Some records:
###
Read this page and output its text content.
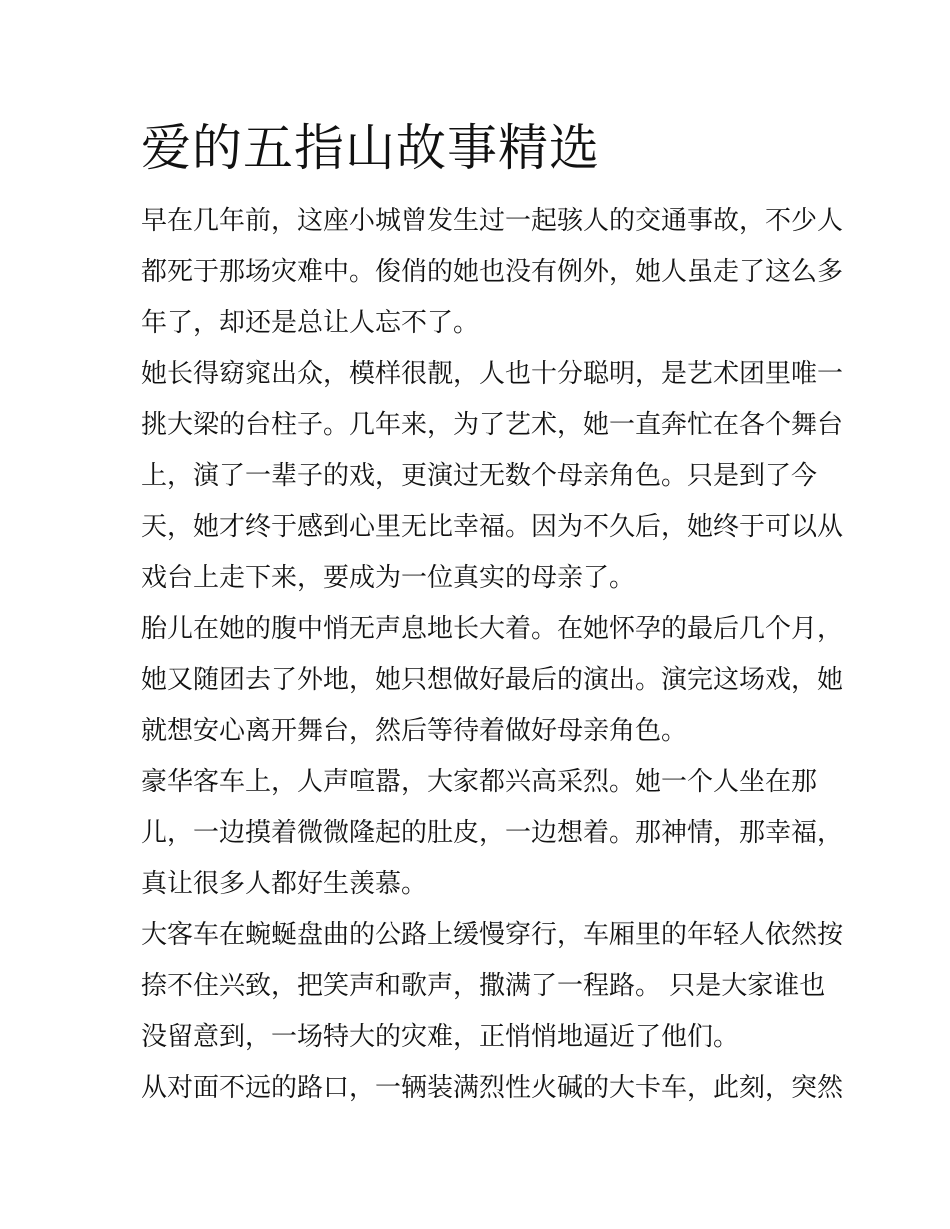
爱的五指山故事精选

早在几年前，这座小城曾发生过一起骇人的交通事故，不少人
都死于那场灾难中。俊俏的她也没有例外，她人虽走了这么多
年了，却还是总让人忘不了。

她长得窈窕出众，模样很靓，人也十分聪明，是艺术团里唯一
挑大梁的台柱子。几年来，为了艺术，她一直奔忙在各个舞台
上，演了一辈子的戏，更演过无数个母亲角色。只是到了今
天，她才终于感到心里无比幸福。因为不久后，她终于可以从
戏台上走下来，要成为一位真实的母亲了。

胎儿在她的腹中悄无声息地长大着。在她怀孕的最后几个月，
她又随团去了外地，她只想做好最后的演出。演完这场戏，她
就想安心离开舞台，然后等待着做好母亲角色。

豪华客车上，人声喧嚣，大家都兴高采烈。她一个人坐在那
儿，一边摸着微微隆起的肚皮，一边想着。那神情，那幸福，
真让很多人都好生羡慕。

大客车在蜿蜒盘曲的公路上缓慢穿行，车厢里的年轻人依然按
捺不住兴致，把笑声和歌声，撒满了一程路。 只是大家谁也
没留意到，一场特大的灾难，正悄悄地逼近了他们。

从对面不远的路口，一辆装满烈性火碱的大卡车，此刻，突然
###
Print each record exactly as it stands, leaving the images out.

Read this page and output its text content.
爱的五指山故事精选

早在几年前，这座小城曾发生过一起骇人的交通事故，不少人
都死于那场灾难中。俊俏的她也没有例外，她人虽走了这么多
年了，却还是总让人忘不了。

她长得窈窕出众，模样很靓，人也十分聪明，是艺术团里唯一
挑大梁的台柱子。几年来，为了艺术，她一直奔忙在各个舞台
上，演了一辈子的戏，更演过无数个母亲角色。只是到了今
天，她才终于感到心里无比幸福。因为不久后，她终于可以从
戏台上走下来，要成为一位真实的母亲了。

胎儿在她的腹中悄无声息地长大着。在她怀孕的最后几个月，
她又随团去了外地，她只想做好最后的演出。演完这场戏，她
就想安心离开舞台，然后等待着做好母亲角色。

豪华客车上，人声喧嚣，大家都兴高采烈。她一个人坐在那
儿，一边摸着微微隆起的肚皮，一边想着。那神情，那幸福，
真让很多人都好生羡慕。

大客车在蜿蜒盘曲的公路上缓慢穿行，车厢里的年轻人依然按
捺不住兴致，把笑声和歌声，撒满了一程路。 只是大家谁也
没留意到，一场特大的灾难，正悄悄地逼近了他们。

从对面不远的路口，一辆装满烈性火碱的大卡车，此刻，突然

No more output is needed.